## Exercise
In the data below, find each line containing the string "Повернуто" and return it.

— start of Task data —

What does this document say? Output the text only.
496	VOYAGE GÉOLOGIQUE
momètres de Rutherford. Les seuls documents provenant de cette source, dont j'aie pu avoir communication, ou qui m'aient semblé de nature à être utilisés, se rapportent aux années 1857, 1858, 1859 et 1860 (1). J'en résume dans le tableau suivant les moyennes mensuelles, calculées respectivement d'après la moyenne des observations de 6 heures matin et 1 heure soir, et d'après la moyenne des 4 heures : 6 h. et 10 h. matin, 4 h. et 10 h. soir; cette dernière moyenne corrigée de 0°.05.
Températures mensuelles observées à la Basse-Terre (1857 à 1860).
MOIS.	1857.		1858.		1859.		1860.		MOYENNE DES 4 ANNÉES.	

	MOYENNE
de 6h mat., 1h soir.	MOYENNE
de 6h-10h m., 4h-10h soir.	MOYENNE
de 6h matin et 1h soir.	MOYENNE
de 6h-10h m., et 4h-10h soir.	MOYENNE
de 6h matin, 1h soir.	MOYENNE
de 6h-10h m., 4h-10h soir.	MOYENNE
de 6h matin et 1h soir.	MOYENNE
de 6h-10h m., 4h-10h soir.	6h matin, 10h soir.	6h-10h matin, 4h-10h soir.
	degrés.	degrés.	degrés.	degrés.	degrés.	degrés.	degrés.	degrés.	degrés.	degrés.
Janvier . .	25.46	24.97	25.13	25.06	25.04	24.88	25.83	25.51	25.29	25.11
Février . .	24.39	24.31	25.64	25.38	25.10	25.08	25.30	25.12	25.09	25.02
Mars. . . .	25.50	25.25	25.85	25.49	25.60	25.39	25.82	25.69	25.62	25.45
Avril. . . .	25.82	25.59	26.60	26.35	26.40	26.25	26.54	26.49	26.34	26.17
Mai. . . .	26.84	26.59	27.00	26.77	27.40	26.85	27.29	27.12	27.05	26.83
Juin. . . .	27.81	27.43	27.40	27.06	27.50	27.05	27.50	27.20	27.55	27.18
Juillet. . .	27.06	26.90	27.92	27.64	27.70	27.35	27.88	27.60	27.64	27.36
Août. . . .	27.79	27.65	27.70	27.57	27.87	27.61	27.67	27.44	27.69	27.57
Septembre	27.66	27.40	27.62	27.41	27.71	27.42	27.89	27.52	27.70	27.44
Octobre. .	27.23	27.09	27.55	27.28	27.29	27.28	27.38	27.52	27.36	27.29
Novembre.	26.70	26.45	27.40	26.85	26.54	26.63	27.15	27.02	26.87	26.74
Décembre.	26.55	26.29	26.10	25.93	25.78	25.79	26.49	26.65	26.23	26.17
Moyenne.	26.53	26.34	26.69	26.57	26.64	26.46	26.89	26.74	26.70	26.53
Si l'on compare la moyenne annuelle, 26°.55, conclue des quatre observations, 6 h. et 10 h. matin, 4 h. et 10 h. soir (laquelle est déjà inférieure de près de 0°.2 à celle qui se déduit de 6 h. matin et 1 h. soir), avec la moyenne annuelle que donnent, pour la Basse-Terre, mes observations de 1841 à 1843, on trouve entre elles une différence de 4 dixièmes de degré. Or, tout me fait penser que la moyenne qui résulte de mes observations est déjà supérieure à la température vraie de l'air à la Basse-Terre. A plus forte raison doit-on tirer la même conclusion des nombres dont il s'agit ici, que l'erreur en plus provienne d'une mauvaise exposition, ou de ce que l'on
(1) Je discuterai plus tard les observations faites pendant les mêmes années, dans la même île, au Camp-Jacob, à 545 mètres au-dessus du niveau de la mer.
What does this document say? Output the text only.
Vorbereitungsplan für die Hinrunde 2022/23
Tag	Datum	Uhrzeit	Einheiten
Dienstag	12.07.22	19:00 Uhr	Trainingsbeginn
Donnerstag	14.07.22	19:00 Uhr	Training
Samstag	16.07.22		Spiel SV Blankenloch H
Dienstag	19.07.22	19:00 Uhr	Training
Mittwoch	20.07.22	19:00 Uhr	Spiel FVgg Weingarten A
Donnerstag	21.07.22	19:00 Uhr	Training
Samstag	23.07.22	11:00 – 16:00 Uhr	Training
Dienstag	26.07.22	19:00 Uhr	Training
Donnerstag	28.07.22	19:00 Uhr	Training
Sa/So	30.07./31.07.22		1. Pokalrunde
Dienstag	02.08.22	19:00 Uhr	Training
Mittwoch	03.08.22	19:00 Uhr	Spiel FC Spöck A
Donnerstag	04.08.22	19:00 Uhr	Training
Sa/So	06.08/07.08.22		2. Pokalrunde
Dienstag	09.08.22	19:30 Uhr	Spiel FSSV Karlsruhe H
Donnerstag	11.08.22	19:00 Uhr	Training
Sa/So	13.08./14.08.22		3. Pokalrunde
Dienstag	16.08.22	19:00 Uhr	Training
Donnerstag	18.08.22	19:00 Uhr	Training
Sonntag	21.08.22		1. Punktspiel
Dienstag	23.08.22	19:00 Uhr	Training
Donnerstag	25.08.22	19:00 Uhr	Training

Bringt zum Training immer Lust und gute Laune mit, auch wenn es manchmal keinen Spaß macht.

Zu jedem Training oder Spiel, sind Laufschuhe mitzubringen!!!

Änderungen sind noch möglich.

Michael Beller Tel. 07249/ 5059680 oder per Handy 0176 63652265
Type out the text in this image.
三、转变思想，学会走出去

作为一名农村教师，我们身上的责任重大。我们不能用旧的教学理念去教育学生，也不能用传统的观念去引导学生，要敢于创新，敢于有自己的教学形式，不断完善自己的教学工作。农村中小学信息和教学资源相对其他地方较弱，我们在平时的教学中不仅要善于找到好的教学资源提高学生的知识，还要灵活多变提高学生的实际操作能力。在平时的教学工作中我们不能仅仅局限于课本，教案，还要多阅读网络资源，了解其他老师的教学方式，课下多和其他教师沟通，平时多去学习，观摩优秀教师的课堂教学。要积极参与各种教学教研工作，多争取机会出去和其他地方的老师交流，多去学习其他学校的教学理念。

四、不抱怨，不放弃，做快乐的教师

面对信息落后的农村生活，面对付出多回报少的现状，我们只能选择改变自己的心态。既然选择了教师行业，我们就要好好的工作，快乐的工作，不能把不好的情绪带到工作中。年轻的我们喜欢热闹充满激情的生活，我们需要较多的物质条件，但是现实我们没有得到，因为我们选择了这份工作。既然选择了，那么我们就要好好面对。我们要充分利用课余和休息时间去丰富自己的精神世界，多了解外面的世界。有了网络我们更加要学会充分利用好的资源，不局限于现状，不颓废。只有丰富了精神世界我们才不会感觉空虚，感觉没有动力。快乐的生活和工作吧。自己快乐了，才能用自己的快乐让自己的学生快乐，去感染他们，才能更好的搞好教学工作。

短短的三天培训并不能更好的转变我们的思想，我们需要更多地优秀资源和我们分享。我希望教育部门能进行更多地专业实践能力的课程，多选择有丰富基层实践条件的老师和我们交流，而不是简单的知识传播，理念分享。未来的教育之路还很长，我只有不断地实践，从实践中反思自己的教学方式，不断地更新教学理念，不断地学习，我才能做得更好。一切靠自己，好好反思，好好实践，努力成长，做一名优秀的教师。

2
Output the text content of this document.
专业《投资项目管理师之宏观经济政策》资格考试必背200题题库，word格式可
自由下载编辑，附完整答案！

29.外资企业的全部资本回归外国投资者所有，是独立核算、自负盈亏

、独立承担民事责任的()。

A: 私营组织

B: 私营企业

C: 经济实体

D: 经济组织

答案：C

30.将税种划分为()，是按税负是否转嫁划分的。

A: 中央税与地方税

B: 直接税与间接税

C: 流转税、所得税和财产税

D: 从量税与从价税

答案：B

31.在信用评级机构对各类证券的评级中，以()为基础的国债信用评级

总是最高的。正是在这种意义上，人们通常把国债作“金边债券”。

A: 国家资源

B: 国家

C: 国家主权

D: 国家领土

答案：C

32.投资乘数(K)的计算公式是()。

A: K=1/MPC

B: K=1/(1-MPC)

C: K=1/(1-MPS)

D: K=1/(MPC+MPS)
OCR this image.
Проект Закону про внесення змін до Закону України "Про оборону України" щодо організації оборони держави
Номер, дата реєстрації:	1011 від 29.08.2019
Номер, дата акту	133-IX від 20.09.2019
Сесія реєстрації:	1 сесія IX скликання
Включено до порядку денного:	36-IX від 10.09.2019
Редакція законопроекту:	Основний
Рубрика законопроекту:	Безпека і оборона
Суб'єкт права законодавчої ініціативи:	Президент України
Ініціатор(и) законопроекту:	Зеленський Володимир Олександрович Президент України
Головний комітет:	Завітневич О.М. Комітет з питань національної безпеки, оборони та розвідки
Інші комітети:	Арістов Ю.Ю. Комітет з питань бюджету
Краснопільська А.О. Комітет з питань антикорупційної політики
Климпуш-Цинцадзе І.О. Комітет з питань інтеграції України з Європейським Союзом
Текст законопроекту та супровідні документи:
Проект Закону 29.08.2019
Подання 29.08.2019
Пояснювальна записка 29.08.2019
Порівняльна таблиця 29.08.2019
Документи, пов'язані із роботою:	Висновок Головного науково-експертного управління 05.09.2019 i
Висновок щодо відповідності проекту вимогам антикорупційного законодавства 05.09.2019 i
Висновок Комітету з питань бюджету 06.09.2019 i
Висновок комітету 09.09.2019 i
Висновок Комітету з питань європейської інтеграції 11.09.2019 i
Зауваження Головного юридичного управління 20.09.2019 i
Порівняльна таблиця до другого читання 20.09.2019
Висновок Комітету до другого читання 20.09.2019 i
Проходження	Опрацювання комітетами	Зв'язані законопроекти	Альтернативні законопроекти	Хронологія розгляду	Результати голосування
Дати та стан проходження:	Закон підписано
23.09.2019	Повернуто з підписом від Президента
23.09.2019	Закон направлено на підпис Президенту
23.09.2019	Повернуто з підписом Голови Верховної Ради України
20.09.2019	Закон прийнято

— end of Task data —

## Completed exercise
23.09.2019	Повернуто з підписом від Президента
23.09.2019	Повернуто з підписом Голови Верховної Ради України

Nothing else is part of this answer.